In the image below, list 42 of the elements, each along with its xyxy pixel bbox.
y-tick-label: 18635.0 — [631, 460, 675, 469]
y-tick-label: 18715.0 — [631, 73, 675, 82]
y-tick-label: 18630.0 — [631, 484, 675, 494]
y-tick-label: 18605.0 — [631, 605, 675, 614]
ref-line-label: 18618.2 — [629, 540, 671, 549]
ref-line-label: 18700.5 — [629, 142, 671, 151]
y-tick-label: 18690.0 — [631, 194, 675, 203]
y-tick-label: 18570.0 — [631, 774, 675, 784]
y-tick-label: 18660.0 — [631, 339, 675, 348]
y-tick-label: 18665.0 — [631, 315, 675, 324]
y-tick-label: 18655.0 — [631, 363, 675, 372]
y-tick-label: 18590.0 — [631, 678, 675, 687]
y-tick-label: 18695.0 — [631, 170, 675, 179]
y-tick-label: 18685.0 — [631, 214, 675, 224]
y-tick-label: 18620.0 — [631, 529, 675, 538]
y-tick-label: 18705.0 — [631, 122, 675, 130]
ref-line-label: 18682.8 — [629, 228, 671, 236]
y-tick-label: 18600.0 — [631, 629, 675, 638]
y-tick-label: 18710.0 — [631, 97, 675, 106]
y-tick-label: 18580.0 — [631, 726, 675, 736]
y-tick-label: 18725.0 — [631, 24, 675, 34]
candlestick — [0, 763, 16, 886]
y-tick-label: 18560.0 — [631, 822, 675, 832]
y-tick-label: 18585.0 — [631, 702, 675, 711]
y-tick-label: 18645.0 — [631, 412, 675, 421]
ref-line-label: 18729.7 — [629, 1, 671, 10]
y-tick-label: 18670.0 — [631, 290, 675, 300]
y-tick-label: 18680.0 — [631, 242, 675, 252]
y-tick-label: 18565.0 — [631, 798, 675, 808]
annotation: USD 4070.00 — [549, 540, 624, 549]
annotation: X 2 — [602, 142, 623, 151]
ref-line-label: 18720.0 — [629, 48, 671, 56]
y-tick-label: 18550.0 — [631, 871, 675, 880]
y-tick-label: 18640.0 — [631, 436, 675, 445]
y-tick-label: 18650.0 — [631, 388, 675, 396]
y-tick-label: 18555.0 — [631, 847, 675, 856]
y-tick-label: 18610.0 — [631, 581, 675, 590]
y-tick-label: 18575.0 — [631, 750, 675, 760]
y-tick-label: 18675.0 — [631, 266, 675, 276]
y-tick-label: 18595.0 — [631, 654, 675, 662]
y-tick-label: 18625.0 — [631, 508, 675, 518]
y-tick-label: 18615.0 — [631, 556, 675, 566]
————————
Your objective
Reproduce the entries above verbatim, from the very first line down through the line containing "y-tick-label: 18660.0 — [631, 339, 675, 348]", including that line.

Task result
In the image below, list 42 of the elements, each along with its xyxy pixel bbox.
y-tick-label: 18635.0 — [631, 460, 675, 469]
y-tick-label: 18715.0 — [631, 73, 675, 82]
y-tick-label: 18630.0 — [631, 484, 675, 494]
y-tick-label: 18605.0 — [631, 605, 675, 614]
ref-line-label: 18618.2 — [629, 540, 671, 549]
ref-line-label: 18700.5 — [629, 142, 671, 151]
y-tick-label: 18690.0 — [631, 194, 675, 203]
y-tick-label: 18570.0 — [631, 774, 675, 784]
y-tick-label: 18660.0 — [631, 339, 675, 348]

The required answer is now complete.